<<<<

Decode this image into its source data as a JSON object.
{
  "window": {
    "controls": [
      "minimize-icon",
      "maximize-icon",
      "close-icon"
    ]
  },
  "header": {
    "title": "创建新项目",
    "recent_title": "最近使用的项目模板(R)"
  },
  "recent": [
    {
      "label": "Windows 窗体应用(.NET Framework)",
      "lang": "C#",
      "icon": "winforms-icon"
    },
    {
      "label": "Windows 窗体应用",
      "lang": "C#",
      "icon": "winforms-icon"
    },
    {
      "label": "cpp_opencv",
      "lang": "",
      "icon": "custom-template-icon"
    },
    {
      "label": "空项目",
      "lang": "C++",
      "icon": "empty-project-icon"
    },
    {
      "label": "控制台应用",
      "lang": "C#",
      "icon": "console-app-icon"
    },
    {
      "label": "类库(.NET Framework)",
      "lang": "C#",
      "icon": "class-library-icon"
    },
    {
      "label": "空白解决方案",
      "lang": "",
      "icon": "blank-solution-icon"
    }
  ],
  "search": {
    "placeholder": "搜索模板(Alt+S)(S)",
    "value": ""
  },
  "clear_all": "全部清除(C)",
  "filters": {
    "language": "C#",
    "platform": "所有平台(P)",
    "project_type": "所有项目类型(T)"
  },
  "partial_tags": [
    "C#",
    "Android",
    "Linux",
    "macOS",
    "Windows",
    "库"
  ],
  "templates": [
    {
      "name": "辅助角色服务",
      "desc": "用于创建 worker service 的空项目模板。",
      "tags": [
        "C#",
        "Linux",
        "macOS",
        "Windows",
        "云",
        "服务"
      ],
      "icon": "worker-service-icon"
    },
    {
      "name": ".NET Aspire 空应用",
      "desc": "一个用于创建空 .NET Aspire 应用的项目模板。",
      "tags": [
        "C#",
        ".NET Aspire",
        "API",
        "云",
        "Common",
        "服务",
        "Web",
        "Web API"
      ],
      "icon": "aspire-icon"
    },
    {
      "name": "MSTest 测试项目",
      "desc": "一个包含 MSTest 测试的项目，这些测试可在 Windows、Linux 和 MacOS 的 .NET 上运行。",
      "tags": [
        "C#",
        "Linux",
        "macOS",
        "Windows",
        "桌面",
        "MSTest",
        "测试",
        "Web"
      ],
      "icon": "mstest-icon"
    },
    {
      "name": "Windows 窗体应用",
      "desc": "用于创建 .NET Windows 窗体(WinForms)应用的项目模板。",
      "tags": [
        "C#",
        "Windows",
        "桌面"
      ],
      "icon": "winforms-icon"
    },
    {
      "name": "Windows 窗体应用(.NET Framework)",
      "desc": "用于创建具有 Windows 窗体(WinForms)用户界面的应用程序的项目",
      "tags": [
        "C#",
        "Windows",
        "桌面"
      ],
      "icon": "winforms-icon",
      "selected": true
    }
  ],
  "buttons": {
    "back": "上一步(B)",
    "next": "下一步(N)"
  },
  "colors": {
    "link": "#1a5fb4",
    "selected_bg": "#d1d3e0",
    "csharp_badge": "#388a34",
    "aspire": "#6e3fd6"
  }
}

>>>>

> [DIRECTION] A number is the only answer here: how many lines of the material above contain "窗体应用"?

> [CORRECT ANSWER] 4